**RECORDED INFORMATION:**
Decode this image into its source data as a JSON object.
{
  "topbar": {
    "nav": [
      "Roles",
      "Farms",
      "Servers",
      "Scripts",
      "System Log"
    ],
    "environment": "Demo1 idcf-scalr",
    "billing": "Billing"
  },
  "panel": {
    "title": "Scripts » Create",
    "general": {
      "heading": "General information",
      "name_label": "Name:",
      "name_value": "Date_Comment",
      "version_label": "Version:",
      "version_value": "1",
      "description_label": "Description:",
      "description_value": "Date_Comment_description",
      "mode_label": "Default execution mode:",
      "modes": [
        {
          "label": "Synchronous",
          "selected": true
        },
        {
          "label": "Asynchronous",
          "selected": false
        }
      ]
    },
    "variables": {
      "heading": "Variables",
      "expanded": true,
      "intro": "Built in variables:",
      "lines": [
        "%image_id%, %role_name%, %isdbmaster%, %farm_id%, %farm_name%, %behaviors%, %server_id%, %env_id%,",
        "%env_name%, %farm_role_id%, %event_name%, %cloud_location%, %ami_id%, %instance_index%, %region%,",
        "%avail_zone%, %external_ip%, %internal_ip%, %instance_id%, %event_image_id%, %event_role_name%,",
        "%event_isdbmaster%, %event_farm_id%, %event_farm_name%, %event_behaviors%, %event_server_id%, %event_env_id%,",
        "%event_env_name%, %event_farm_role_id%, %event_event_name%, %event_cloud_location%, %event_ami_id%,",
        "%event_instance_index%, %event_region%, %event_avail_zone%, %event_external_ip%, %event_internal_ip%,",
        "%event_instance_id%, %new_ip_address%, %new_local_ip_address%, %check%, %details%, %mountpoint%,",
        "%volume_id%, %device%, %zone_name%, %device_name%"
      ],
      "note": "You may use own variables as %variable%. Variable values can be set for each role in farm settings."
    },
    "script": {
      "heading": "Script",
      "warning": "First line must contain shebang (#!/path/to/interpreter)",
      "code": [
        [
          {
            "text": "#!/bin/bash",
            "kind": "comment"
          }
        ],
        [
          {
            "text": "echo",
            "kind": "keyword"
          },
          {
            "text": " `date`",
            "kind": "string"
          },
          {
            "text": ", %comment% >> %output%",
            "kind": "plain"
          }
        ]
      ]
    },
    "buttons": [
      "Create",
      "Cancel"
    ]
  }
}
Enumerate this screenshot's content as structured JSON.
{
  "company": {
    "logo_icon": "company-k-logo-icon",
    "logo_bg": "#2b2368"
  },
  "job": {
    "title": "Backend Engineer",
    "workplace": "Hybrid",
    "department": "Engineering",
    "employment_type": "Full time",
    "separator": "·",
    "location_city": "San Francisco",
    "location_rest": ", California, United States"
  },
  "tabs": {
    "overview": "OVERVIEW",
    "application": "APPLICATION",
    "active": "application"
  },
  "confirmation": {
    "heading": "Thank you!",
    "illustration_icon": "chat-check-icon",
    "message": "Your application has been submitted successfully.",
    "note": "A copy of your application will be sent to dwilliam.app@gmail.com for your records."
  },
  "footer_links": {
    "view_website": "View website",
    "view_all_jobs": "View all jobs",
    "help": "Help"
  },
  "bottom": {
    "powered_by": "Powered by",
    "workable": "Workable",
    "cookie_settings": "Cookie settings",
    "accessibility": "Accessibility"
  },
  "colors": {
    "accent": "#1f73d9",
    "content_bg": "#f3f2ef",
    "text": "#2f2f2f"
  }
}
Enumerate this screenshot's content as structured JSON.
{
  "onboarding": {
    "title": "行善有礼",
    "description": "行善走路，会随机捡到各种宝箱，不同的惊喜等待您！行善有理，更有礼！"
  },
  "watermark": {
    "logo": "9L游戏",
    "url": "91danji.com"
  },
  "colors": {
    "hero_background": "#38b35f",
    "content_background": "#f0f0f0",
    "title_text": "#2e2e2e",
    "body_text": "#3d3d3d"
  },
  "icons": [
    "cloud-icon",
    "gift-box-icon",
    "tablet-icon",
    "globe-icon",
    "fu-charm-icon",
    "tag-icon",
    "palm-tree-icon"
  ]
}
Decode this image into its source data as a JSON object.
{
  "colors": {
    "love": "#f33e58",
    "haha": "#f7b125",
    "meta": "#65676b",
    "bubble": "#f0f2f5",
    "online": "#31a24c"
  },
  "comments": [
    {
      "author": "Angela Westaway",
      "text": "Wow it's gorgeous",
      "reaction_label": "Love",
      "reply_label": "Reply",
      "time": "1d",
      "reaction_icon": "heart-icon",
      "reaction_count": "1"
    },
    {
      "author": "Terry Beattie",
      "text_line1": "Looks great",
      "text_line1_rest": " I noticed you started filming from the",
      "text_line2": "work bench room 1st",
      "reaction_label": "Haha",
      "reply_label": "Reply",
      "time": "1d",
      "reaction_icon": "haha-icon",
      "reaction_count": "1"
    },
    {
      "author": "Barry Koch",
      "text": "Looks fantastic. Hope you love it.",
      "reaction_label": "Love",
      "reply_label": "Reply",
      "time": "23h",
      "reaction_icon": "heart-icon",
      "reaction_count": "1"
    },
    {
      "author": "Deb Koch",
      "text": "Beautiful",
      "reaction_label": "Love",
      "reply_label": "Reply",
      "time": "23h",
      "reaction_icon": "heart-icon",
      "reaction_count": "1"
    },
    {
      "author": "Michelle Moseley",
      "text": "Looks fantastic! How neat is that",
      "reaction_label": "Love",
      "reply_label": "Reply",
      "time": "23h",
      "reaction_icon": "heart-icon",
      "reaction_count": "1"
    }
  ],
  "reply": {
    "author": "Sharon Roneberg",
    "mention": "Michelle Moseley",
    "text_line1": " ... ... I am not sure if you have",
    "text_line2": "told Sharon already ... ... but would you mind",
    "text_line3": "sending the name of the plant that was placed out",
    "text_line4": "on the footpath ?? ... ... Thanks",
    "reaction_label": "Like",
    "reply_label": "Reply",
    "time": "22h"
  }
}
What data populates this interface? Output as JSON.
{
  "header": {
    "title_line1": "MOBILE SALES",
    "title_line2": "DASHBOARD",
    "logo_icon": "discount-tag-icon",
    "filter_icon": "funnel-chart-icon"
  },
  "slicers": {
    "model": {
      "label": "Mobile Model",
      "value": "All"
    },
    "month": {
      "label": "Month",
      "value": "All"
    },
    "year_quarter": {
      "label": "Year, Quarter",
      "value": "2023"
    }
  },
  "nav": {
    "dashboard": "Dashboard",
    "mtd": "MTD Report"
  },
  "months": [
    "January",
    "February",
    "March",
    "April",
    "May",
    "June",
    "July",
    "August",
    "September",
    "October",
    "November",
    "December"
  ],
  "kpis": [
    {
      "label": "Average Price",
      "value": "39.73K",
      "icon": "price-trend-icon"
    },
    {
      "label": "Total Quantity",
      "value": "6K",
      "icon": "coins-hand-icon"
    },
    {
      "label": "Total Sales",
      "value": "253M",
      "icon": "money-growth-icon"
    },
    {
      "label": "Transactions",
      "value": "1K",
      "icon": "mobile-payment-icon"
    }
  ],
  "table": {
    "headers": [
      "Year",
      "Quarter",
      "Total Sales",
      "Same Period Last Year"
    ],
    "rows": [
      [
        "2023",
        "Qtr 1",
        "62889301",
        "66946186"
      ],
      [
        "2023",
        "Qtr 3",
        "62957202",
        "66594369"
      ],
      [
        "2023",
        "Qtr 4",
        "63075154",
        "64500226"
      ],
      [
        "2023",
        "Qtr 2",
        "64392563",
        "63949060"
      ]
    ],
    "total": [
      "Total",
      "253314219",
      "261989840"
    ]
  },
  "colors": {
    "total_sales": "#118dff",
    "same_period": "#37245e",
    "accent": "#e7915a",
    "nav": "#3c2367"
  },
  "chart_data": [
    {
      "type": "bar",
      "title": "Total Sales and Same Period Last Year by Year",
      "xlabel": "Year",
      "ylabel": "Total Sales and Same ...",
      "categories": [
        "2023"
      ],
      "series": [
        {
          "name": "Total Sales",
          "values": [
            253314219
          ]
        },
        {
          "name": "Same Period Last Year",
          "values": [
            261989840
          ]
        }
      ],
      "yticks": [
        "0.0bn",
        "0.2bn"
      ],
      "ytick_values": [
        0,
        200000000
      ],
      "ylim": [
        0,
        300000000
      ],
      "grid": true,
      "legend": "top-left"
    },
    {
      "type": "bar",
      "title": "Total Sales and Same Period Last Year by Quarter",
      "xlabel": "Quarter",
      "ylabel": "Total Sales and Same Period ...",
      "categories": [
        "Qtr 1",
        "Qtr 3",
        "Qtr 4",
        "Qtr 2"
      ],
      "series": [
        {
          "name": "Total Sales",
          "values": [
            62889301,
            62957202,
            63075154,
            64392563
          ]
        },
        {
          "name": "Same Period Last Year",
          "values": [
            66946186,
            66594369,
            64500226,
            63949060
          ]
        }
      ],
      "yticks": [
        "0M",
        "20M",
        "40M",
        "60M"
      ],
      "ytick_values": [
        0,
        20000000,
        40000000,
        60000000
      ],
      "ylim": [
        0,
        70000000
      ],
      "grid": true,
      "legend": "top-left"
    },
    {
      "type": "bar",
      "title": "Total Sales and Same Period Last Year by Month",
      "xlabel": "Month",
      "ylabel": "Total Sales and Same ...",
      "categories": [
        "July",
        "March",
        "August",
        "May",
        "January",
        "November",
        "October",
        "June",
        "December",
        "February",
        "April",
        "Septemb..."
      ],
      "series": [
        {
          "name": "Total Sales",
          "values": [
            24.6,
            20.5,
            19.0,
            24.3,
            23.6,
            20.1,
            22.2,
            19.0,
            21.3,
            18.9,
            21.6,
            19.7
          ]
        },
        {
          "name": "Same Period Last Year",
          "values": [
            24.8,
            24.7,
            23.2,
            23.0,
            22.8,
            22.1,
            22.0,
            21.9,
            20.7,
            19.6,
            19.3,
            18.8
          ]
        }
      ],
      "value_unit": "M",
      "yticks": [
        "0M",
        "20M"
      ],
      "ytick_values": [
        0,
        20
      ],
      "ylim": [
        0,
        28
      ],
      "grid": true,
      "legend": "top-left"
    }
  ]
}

**STATED PROBLEM:** Go through the listing above and return every line where the word "Sharon" occurs.

**SOLUTION BELOW:**
    "author": "Sharon Roneberg",
    "text_line2": "told Sharon already ... ... but would you mind",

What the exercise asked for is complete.